Pull every line of the entries that has the word "задолженность".

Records
** Start **

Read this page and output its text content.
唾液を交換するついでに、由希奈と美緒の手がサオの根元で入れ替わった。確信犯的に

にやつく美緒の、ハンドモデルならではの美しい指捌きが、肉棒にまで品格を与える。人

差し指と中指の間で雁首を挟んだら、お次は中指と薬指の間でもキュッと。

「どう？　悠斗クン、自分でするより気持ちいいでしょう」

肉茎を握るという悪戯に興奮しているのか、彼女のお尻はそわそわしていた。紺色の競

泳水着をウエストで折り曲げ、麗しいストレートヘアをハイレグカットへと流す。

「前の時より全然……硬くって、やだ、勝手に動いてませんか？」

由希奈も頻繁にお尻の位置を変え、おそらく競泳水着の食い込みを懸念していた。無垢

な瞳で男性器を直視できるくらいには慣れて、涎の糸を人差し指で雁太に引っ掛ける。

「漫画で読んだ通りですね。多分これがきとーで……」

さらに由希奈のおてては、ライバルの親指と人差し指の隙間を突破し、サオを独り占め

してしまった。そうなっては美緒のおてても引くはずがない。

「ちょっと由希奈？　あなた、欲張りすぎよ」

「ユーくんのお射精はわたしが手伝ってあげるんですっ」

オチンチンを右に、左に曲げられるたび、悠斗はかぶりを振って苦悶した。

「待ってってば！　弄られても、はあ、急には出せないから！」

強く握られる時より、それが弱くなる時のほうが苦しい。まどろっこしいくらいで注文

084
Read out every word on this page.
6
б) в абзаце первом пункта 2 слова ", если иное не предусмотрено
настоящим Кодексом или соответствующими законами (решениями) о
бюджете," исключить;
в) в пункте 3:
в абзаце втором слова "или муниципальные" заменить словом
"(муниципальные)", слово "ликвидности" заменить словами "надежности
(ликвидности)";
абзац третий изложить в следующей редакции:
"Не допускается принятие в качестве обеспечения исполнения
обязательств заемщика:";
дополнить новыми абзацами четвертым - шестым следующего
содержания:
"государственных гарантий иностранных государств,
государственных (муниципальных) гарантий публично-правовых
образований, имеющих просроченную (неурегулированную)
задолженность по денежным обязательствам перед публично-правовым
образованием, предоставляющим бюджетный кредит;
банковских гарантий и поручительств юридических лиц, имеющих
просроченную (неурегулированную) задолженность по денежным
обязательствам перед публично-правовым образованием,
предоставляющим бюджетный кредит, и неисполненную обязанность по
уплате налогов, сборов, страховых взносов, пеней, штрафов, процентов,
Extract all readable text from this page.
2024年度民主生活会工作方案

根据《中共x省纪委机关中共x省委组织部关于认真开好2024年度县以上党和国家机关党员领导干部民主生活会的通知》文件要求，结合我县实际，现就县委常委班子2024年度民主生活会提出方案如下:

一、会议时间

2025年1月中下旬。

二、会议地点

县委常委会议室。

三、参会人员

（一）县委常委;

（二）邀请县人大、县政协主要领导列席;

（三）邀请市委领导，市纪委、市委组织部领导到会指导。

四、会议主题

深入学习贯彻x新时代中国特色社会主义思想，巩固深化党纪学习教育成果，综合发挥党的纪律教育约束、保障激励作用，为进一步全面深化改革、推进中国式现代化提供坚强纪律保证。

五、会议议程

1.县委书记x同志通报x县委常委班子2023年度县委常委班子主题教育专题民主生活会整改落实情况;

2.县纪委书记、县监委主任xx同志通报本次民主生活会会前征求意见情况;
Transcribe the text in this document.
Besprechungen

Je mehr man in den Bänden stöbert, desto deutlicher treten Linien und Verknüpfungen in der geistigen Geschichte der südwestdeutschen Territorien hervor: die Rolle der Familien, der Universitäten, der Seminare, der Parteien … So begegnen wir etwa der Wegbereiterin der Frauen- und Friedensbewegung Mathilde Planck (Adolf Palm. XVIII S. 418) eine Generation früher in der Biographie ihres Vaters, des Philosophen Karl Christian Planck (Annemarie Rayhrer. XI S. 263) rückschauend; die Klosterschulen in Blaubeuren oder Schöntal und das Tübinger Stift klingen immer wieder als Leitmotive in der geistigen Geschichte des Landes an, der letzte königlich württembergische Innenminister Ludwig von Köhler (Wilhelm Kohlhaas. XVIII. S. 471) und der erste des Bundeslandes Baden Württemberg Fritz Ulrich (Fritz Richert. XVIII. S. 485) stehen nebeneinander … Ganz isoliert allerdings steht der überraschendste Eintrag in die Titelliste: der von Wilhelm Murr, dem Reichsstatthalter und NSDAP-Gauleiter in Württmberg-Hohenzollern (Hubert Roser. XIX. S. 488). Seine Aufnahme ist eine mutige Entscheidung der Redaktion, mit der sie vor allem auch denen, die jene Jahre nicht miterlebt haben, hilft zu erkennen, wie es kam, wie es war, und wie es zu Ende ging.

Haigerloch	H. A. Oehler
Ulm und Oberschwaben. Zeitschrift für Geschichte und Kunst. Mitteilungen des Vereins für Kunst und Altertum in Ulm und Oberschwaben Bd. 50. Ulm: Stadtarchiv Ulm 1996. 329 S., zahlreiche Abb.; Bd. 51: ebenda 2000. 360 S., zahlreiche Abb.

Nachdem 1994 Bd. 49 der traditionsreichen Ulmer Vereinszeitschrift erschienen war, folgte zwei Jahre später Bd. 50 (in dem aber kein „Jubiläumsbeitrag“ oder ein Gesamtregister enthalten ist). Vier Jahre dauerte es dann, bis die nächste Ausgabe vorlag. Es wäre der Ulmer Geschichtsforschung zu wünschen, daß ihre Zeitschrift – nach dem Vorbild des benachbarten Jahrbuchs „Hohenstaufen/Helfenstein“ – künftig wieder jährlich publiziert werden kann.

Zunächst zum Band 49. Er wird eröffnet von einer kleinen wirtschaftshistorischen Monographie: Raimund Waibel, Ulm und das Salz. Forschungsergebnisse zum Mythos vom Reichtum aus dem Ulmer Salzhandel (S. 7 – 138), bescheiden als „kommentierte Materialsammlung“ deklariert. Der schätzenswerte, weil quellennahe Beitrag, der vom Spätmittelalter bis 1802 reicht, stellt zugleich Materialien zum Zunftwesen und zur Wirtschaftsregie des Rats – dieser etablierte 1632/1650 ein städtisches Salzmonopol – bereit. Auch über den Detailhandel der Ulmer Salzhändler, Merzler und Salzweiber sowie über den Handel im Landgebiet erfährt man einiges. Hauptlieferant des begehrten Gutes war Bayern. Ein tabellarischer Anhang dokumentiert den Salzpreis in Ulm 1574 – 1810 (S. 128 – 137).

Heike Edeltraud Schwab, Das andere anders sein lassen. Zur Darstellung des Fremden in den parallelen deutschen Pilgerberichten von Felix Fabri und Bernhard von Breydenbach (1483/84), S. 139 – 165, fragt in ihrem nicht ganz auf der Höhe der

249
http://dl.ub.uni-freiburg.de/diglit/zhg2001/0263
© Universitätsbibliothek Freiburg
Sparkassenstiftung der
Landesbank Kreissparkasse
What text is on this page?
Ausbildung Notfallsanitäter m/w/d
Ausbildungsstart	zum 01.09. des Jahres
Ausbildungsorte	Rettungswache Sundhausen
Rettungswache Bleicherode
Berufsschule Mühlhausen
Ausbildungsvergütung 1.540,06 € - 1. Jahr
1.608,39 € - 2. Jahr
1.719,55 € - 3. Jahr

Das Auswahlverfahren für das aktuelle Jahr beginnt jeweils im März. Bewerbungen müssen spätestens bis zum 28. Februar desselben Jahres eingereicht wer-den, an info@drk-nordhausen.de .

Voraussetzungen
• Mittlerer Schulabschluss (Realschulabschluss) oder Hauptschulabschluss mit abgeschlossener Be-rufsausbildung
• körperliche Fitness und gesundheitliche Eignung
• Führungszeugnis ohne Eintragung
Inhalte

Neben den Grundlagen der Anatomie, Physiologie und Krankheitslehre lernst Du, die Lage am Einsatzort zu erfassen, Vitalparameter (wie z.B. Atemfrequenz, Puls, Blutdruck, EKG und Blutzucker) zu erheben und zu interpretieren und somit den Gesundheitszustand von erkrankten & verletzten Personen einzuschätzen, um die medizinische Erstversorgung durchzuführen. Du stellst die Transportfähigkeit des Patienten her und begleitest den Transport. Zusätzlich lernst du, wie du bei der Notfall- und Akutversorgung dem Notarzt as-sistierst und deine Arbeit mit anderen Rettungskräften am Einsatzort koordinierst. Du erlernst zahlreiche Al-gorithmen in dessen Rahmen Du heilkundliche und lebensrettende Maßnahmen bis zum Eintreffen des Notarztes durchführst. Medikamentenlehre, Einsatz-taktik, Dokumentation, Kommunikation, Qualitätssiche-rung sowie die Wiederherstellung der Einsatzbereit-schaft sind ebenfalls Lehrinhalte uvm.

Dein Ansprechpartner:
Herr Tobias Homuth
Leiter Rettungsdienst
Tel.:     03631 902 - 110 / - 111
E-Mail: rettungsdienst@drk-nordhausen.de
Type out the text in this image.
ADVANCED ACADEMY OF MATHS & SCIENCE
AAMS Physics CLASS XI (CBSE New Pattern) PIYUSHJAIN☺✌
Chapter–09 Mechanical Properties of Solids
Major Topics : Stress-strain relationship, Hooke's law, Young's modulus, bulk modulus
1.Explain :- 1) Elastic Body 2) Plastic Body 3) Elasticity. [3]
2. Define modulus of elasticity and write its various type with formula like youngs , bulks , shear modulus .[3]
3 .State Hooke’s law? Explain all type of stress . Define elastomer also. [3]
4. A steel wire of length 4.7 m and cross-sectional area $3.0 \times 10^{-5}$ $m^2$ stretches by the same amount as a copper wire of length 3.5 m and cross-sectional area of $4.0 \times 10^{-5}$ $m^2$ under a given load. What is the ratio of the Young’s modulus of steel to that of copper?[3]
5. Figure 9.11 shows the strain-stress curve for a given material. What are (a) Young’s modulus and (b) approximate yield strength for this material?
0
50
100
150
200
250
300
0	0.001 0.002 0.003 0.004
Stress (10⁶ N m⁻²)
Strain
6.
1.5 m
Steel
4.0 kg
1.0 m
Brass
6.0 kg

** End **

=== Task answer ===
задолженность по денежным обязательствам перед публично-правовым
просроченную (неурегулированную) задолженность по денежным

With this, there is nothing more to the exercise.